AVAILABLE DATA:
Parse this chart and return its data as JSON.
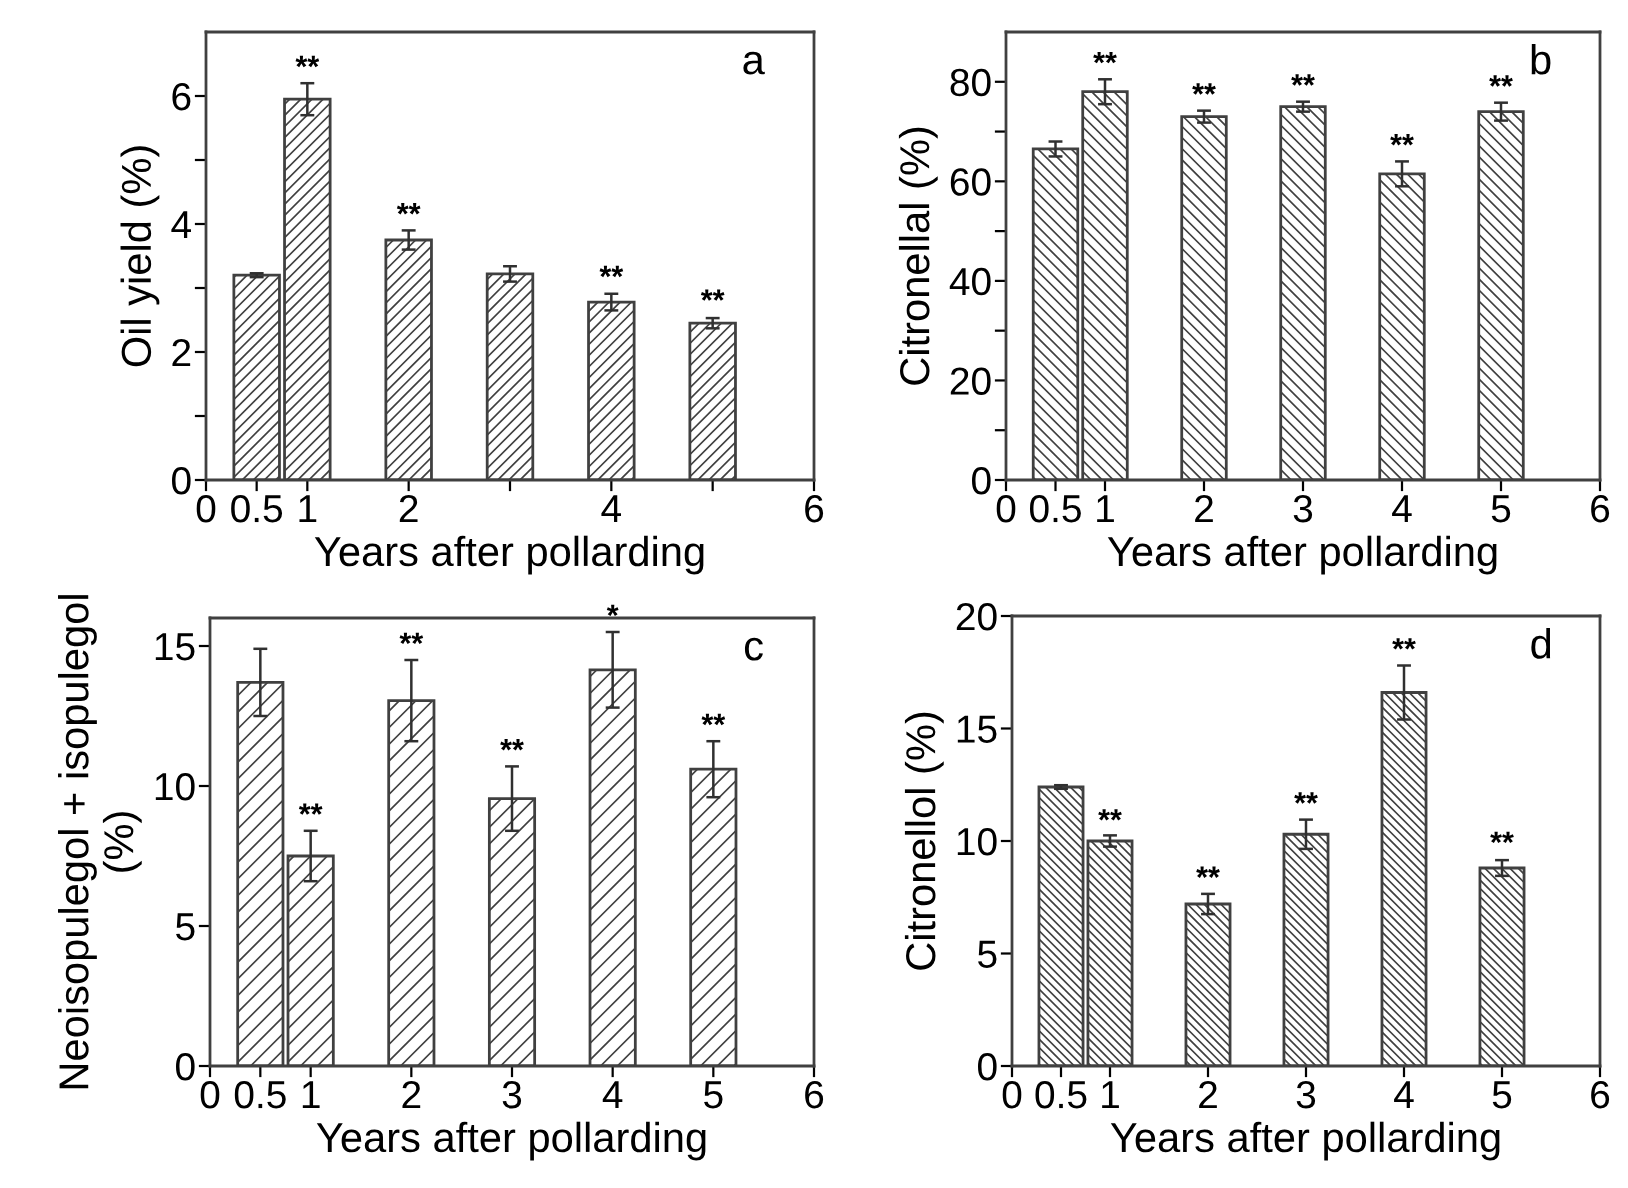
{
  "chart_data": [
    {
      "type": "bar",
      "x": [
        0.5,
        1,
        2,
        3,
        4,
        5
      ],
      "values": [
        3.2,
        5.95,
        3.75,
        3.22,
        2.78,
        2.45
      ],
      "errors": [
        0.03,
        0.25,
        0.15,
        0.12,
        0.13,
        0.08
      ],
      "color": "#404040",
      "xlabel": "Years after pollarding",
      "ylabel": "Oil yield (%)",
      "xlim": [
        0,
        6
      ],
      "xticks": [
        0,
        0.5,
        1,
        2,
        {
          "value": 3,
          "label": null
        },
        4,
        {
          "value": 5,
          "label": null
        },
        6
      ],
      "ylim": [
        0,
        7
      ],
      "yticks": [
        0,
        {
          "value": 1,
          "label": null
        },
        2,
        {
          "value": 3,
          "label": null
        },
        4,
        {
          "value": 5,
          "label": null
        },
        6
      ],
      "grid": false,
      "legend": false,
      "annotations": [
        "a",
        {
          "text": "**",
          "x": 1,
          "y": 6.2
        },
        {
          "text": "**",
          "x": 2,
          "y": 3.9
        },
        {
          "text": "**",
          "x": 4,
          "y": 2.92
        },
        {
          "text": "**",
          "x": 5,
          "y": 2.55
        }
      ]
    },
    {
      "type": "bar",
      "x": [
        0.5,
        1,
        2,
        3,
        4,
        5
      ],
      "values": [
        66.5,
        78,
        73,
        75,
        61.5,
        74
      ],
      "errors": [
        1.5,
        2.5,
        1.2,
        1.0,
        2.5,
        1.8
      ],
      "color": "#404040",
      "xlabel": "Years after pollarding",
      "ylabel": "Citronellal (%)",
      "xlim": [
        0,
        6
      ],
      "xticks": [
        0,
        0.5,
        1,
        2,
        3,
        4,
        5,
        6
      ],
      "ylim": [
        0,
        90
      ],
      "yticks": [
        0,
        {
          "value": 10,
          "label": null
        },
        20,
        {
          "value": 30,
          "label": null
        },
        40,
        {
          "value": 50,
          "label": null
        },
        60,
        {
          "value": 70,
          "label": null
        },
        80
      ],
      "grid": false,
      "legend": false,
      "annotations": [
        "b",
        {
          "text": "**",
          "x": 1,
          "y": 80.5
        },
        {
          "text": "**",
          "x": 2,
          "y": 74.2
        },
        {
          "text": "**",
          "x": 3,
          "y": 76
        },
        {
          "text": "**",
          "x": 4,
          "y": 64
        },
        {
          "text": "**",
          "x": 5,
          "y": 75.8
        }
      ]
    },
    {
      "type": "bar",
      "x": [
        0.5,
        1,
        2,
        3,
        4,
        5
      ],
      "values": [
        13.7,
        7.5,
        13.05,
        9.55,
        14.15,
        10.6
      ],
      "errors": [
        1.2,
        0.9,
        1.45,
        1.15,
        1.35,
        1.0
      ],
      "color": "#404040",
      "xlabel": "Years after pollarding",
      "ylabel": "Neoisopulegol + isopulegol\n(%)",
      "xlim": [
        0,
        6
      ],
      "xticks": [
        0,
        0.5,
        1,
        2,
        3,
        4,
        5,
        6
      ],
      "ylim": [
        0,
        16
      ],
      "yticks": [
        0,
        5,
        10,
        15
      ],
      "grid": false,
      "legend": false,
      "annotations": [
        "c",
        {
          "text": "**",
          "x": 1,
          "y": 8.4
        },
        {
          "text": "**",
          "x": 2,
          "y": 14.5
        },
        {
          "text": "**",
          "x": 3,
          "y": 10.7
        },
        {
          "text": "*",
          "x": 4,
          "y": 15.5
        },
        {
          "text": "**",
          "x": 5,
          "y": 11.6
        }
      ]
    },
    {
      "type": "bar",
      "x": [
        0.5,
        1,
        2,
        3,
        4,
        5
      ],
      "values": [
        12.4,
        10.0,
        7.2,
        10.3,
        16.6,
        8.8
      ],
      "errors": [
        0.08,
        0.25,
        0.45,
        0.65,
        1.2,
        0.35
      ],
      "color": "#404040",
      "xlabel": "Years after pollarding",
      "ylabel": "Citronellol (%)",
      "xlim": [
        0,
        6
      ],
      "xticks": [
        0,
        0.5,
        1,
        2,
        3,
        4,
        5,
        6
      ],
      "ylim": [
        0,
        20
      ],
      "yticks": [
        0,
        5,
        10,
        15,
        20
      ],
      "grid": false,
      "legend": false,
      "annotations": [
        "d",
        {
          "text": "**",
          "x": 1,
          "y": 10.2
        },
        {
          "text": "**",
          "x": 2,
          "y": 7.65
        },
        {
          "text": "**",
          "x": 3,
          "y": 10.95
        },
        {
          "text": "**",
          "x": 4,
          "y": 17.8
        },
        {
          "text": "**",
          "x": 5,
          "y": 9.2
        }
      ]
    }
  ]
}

WHAT IS NEEDED: All entries are to be retyped exactly. Omit any embedded images.

ANSWER FOR THE TASK:
Parse this chart and return its data as JSON.
{
  "chart_data": [
    {
      "type": "bar",
      "x": [
        0.5,
        1,
        2,
        3,
        4,
        5
      ],
      "values": [
        3.2,
        5.95,
        3.75,
        3.22,
        2.78,
        2.45
      ],
      "errors": [
        0.03,
        0.25,
        0.15,
        0.12,
        0.13,
        0.08
      ],
      "color": "#404040",
      "xlabel": "Years after pollarding",
      "ylabel": "Oil yield (%)",
      "xlim": [
        0,
        6
      ],
      "xticks": [
        0,
        0.5,
        1,
        2,
        {
          "value": 3,
          "label": null
        },
        4,
        {
          "value": 5,
          "label": null
        },
        6
      ],
      "ylim": [
        0,
        7
      ],
      "yticks": [
        0,
        {
          "value": 1,
          "label": null
        },
        2,
        {
          "value": 3,
          "label": null
        },
        4,
        {
          "value": 5,
          "label": null
        },
        6
      ],
      "grid": false,
      "legend": false,
      "annotations": [
        "a",
        {
          "text": "**",
          "x": 1,
          "y": 6.2
        },
        {
          "text": "**",
          "x": 2,
          "y": 3.9
        },
        {
          "text": "**",
          "x": 4,
          "y": 2.92
        },
        {
          "text": "**",
          "x": 5,
          "y": 2.55
        }
      ]
    },
    {
      "type": "bar",
      "x": [
        0.5,
        1,
        2,
        3,
        4,
        5
      ],
      "values": [
        66.5,
        78,
        73,
        75,
        61.5,
        74
      ],
      "errors": [
        1.5,
        2.5,
        1.2,
        1.0,
        2.5,
        1.8
      ],
      "color": "#404040",
      "xlabel": "Years after pollarding",
      "ylabel": "Citronellal (%)",
      "xlim": [
        0,
        6
      ],
      "xticks": [
        0,
        0.5,
        1,
        2,
        3,
        4,
        5,
        6
      ],
      "ylim": [
        0,
        90
      ],
      "yticks": [
        0,
        {
          "value": 10,
          "label": null
        },
        20,
        {
          "value": 30,
          "label": null
        },
        40,
        {
          "value": 50,
          "label": null
        },
        60,
        {
          "value": 70,
          "label": null
        },
        80
      ],
      "grid": false,
      "legend": false,
      "annotations": [
        "b",
        {
          "text": "**",
          "x": 1,
          "y": 80.5
        },
        {
          "text": "**",
          "x": 2,
          "y": 74.2
        },
        {
          "text": "**",
          "x": 3,
          "y": 76
        },
        {
          "text": "**",
          "x": 4,
          "y": 64
        },
        {
          "text": "**",
          "x": 5,
          "y": 75.8
        }
      ]
    },
    {
      "type": "bar",
      "x": [
        0.5,
        1,
        2,
        3,
        4,
        5
      ],
      "values": [
        13.7,
        7.5,
        13.05,
        9.55,
        14.15,
        10.6
      ],
      "errors": [
        1.2,
        0.9,
        1.45,
        1.15,
        1.35,
        1.0
      ],
      "color": "#404040",
      "xlabel": "Years after pollarding",
      "ylabel": "Neoisopulegol + isopulegol\n(%)",
      "xlim": [
        0,
        6
      ],
      "xticks": [
        0,
        0.5,
        1,
        2,
        3,
        4,
        5,
        6
      ],
      "ylim": [
        0,
        16
      ],
      "yticks": [
        0,
        5,
        10,
        15
      ],
      "grid": false,
      "legend": false,
      "annotations": [
        "c",
        {
          "text": "**",
          "x": 1,
          "y": 8.4
        },
        {
          "text": "**",
          "x": 2,
          "y": 14.5
        },
        {
          "text": "**",
          "x": 3,
          "y": 10.7
        },
        {
          "text": "*",
          "x": 4,
          "y": 15.5
        },
        {
          "text": "**",
          "x": 5,
          "y": 11.6
        }
      ]
    },
    {
      "type": "bar",
      "x": [
        0.5,
        1,
        2,
        3,
        4,
        5
      ],
      "values": [
        12.4,
        10.0,
        7.2,
        10.3,
        16.6,
        8.8
      ],
      "errors": [
        0.08,
        0.25,
        0.45,
        0.65,
        1.2,
        0.35
      ],
      "color": "#404040",
      "xlabel": "Years after pollarding",
      "ylabel": "Citronellol (%)",
      "xlim": [
        0,
        6
      ],
      "xticks": [
        0,
        0.5,
        1,
        2,
        3,
        4,
        5,
        6
      ],
      "ylim": [
        0,
        20
      ],
      "yticks": [
        0,
        5,
        10,
        15,
        20
      ],
      "grid": false,
      "legend": false,
      "annotations": [
        "d",
        {
          "text": "**",
          "x": 1,
          "y": 10.2
        },
        {
          "text": "**",
          "x": 2,
          "y": 7.65
        },
        {
          "text": "**",
          "x": 3,
          "y": 10.95
        },
        {
          "text": "**",
          "x": 4,
          "y": 17.8
        },
        {
          "text": "**",
          "x": 5,
          "y": 9.2
        }
      ]
    }
  ]
}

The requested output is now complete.